### SELECTED EXTRACT
** start **

According to another feature available to some embodiments, the back-channel and the backed-off utterances in a conversation are completely elided from the conversation as shown 900 in FIG. 9 without any loss of meaning. Removal of these utterances allows further joining of phrases to form longer phrases. It also restores the alternation which removes the need to communicate the presence of overlapping speech. In some embodiments, a small icon may be displayed approximately where the elided content was originally, allowing the user to restore the missing or hidden conversation content.

In this enhanced embodiment, the removal of overlapping speech removes the need for an accurate time-scale for the vertical axis or indeed the need to represent the presence of overlapping speech in the visualization. The automated process used to detect the presence of back-channels and back-offs is described in in the following paragraphs regarding classifying interjections.

In this embodiment the associated visualization can now be interleaved in the same manner as a text conversation. The user can then interpret this conversation in much the same way as a text conversation and no longer needs to learn any new skills to perceive the content.

Re-ordering of Overlapping Speech. The alternation process described above is helpful for the detection of turn-boundaries at transition relevant points but there are situations where customers both speak over one another in a sustained manner. TABLE 2 shows an example of the output of the speech-to-text engine for a fragment of dialog where this occurs.

TABLE 2 Example Speech-to-Text Process Output with Sustained Overtalk start_ms end_ms speaker text 363078 363578 agent yes 363603 364103 client and 364156 364656 agent and 364402 364522 client and 364562 364842 client i 364756 364876 agent may 364842 365121 client lost 364956 365115 agent i 365115 365355 agent ask 365121 365241 client a 365241 365561 client couple 365355 365715 agent something 365561 365761 client of 365715 366215 agent that 365761 366261 client friends

FIG. 10 shows 1000 a horizontal swimlane visualization of the word sequences of TABLE 2 with start and end times aligned. The time axis in FIG. 10 is denoted in milliseconds and is relative to the start time of the first word ‘yes’. FIG. 11 shows 1100 what happens when the turn-gathering process described in this disclosure is applied to example data of TABLE 2. Turn alternation has now been enforced, in this example result, but only a few words have been joined into phrases.

In still other embodiments, the process may further reorder and gather the utterances. The process takes as its input a digital table of utterances or phrases from one conversation, such as the example shown in TABLE 1. Following the same process used to create the data visualized in FIG. 11, this table is ordered in ascending order of start time for each utterance without reference to the speaker. Then, adjacent steps from the same speaker are merged to create an alternation of speakers. Other preprocessing methods can be used. The only prerequisite for the process is that the utterances alternate between speakers.

** end **

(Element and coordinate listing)

** start **

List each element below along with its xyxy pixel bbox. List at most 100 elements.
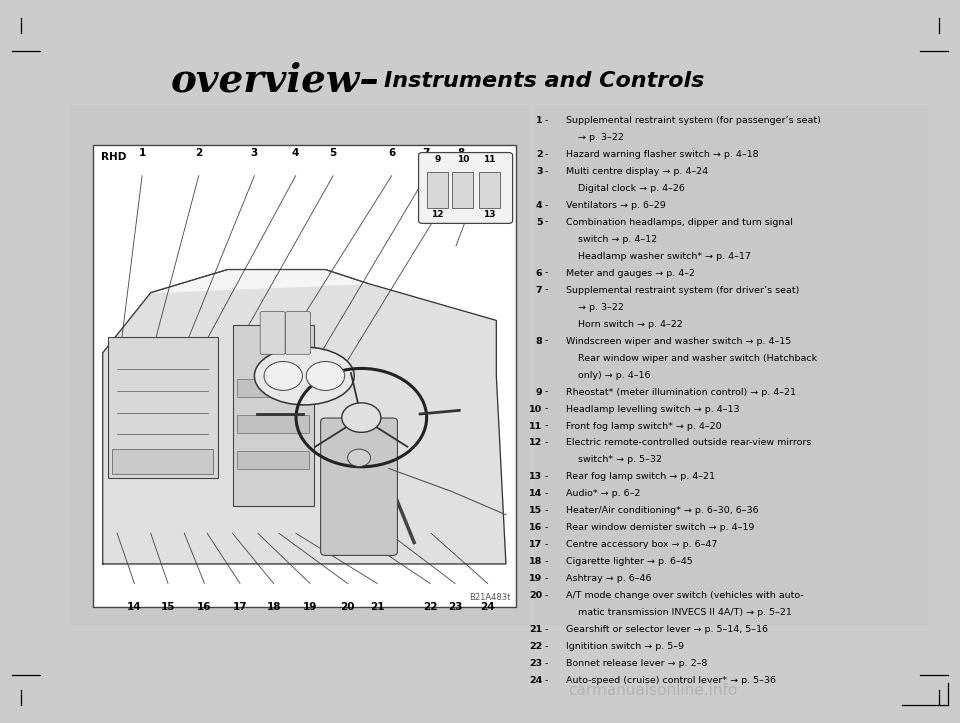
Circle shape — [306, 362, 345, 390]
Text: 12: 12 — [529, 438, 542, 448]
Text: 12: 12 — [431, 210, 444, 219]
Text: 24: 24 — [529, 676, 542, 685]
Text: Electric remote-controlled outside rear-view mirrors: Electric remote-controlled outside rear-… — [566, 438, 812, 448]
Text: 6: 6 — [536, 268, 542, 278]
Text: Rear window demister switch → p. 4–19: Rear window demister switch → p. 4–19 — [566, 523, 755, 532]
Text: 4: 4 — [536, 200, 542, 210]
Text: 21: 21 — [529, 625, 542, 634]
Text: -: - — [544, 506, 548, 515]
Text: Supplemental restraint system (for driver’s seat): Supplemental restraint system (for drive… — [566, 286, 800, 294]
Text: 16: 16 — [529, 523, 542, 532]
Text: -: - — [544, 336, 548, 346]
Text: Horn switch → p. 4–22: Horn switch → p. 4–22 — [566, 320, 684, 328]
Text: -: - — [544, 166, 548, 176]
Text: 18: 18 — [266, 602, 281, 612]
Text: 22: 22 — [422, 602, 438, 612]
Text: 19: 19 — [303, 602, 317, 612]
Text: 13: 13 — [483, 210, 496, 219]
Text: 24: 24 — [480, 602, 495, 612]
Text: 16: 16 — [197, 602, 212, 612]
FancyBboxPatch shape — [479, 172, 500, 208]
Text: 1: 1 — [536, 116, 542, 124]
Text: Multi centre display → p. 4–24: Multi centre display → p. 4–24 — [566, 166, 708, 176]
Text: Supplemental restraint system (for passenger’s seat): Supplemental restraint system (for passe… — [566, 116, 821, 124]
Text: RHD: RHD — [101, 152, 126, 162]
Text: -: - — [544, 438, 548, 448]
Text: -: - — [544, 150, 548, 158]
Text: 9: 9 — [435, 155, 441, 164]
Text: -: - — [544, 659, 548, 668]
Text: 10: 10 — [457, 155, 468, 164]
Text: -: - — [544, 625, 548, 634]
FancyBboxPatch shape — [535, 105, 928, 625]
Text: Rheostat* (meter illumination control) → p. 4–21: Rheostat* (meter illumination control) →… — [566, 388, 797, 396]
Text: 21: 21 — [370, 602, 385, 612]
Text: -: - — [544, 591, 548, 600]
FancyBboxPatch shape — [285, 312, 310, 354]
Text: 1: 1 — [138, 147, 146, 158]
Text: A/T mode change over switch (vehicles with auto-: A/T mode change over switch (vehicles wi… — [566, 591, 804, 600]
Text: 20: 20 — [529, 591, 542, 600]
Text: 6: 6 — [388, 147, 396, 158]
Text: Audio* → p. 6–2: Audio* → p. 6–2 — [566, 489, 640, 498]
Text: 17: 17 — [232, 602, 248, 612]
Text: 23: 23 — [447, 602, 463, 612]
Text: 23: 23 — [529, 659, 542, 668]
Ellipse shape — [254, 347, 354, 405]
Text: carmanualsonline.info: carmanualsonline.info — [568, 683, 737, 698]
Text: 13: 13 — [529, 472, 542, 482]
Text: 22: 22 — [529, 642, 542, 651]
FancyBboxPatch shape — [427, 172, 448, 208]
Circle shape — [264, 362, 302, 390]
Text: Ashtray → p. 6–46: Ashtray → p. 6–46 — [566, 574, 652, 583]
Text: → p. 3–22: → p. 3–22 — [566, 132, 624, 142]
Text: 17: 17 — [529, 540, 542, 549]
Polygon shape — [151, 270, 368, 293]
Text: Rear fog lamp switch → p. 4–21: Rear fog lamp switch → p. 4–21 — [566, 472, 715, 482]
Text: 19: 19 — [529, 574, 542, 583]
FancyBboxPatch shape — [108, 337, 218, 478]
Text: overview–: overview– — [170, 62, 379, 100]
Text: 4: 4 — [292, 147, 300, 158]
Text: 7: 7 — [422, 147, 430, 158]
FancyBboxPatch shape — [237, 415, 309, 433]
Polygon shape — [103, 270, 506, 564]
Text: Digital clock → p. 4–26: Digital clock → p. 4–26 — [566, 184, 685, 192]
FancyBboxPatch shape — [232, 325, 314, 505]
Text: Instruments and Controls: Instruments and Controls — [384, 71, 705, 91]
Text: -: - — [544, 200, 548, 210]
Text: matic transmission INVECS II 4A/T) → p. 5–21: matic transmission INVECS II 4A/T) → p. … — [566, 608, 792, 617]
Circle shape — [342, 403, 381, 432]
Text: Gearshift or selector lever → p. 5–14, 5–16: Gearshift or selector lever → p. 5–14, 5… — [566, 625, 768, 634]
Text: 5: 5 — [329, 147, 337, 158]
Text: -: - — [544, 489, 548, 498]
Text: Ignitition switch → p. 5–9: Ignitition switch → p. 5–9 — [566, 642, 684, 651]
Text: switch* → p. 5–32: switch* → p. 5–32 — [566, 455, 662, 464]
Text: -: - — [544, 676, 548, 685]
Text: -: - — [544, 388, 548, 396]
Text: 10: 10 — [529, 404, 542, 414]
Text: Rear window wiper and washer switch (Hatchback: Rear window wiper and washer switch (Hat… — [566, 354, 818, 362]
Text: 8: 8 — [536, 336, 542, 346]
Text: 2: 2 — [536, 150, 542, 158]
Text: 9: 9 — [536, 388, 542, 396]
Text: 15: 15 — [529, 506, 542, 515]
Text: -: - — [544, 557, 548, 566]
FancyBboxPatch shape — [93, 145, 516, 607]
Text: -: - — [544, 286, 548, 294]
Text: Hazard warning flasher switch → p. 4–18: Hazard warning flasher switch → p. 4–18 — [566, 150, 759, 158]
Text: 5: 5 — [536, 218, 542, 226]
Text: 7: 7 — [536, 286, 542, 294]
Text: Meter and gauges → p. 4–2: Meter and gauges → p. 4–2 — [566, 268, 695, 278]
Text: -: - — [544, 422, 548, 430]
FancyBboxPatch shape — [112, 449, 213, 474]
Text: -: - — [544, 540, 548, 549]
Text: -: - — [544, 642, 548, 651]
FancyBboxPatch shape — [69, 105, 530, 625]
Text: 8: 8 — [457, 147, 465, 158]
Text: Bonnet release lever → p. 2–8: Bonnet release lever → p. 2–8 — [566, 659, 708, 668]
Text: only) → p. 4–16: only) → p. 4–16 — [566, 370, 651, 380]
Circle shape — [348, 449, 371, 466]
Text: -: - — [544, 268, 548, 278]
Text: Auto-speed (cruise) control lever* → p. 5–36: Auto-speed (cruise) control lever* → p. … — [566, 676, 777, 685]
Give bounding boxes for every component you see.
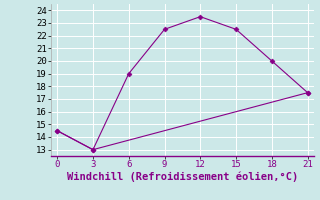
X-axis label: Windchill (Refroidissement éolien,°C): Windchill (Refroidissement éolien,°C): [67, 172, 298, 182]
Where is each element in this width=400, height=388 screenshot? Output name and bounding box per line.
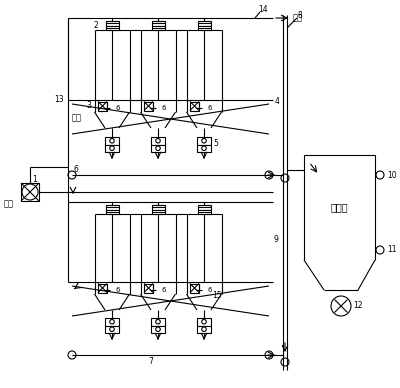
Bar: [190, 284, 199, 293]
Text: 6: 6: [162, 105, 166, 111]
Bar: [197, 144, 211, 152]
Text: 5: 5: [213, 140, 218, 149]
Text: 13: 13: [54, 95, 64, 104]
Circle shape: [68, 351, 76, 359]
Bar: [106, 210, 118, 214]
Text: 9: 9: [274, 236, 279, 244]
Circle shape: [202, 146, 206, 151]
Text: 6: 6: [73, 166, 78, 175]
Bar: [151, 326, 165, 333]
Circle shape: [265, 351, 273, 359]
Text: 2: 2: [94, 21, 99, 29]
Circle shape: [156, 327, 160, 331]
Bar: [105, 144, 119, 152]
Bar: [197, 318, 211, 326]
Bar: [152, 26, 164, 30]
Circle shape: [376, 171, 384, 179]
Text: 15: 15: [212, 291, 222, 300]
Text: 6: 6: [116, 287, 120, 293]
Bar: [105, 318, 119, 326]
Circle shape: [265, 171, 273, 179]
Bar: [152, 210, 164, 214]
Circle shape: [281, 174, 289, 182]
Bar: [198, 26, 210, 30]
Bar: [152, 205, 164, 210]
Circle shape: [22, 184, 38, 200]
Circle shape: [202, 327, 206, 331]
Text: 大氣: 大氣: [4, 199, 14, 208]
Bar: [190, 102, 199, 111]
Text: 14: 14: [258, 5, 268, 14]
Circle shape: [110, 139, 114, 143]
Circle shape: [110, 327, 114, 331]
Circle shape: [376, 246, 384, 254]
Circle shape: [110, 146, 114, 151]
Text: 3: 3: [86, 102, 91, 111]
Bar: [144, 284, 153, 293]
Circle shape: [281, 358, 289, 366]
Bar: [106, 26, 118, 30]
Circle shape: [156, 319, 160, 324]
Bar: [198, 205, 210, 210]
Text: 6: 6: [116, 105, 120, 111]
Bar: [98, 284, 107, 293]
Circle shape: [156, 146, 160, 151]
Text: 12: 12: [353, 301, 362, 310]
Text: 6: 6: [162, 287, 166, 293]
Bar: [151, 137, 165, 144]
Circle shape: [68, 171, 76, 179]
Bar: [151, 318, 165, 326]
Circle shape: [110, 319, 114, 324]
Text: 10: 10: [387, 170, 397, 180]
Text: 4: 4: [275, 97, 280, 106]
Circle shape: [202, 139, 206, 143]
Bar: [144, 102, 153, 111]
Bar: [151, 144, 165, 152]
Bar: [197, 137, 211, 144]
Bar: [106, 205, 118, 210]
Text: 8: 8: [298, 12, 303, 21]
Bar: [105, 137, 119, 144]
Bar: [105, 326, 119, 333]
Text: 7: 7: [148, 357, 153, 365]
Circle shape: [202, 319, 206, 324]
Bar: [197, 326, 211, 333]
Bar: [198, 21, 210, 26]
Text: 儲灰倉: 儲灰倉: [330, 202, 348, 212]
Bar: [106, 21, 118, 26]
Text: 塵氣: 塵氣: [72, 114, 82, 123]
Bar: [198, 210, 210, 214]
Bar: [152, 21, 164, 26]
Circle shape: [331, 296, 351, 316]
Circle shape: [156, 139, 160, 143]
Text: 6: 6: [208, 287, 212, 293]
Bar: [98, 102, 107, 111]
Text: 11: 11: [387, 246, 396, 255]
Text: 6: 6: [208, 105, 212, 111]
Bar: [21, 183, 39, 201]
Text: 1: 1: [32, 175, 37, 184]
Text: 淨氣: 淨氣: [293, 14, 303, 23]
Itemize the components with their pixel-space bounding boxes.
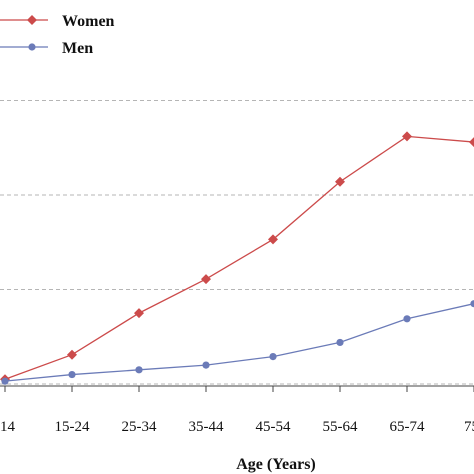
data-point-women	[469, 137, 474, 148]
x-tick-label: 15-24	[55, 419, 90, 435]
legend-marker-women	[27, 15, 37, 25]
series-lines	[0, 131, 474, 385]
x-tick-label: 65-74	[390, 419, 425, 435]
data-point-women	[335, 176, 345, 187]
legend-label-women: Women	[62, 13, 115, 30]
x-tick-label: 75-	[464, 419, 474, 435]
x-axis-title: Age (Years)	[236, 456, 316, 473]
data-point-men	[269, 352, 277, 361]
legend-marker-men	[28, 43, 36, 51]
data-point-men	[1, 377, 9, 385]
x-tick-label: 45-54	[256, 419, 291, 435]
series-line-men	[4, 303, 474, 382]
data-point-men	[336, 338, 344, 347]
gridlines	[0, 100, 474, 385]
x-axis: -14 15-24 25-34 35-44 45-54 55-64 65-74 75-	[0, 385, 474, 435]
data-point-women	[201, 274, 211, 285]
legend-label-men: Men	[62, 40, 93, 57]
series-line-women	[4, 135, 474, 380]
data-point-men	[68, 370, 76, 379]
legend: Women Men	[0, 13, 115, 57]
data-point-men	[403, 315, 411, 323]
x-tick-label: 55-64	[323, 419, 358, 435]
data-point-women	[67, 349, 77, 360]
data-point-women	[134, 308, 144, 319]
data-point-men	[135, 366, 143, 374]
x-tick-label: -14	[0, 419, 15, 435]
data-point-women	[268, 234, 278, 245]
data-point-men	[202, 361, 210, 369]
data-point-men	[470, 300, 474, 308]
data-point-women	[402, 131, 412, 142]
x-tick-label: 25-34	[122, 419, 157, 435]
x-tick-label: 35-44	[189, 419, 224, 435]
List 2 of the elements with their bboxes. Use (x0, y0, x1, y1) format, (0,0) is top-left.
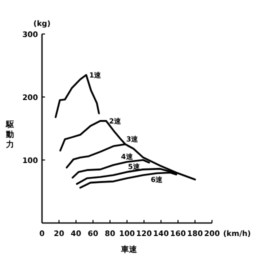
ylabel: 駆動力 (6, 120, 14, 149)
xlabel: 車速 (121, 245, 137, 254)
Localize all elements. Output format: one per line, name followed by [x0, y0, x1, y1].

** end **

### WHAT TO DO
A - Please set down the passage on overlapping speech word for word, between "Re-ordering of Overlapping" and "where this occurs.", inclusive.
B - In the listing, output as a numbered list the lines between the line holding "137, 474, 148]" and the line holding "100, 474, 385]", inclusive, omitting blank lines.

### COMPLETED EXERCISE
A -
Re-ordering of Overlapping Speech. The alternation process described above is helpful for the detection of turn-boundaries at transition relevant points but there are situations where customers both speak over one another in a sustained manner. TABLE 2 shows an example of the output of the speech-to-text engine for a fragment of dialog where this occurs.

B -
1. data-point-women	[469, 137, 474, 148]
2. x-tick-label: 15-24	[55, 419, 90, 435]
3. legend-marker-women	[27, 15, 37, 25]
4. series-lines	[0, 131, 474, 385]
5. x-tick-label: 65-74	[390, 419, 425, 435]
6. data-point-women	[335, 176, 345, 187]
7. legend-label-women: Women	[62, 13, 115, 30]
8. x-tick-label: 75-	[464, 419, 474, 435]
9. x-axis-title: Age (Years)	[236, 456, 316, 473]
10. data-point-men	[269, 352, 277, 361]
11. legend-marker-men	[28, 43, 36, 51]
12. data-point-men	[1, 377, 9, 385]
13. x-tick-label: 45-54	[256, 419, 291, 435]
14. series-line-men	[4, 303, 474, 382]
15. data-point-men	[336, 338, 344, 347]
16. gridlines	[0, 100, 474, 385]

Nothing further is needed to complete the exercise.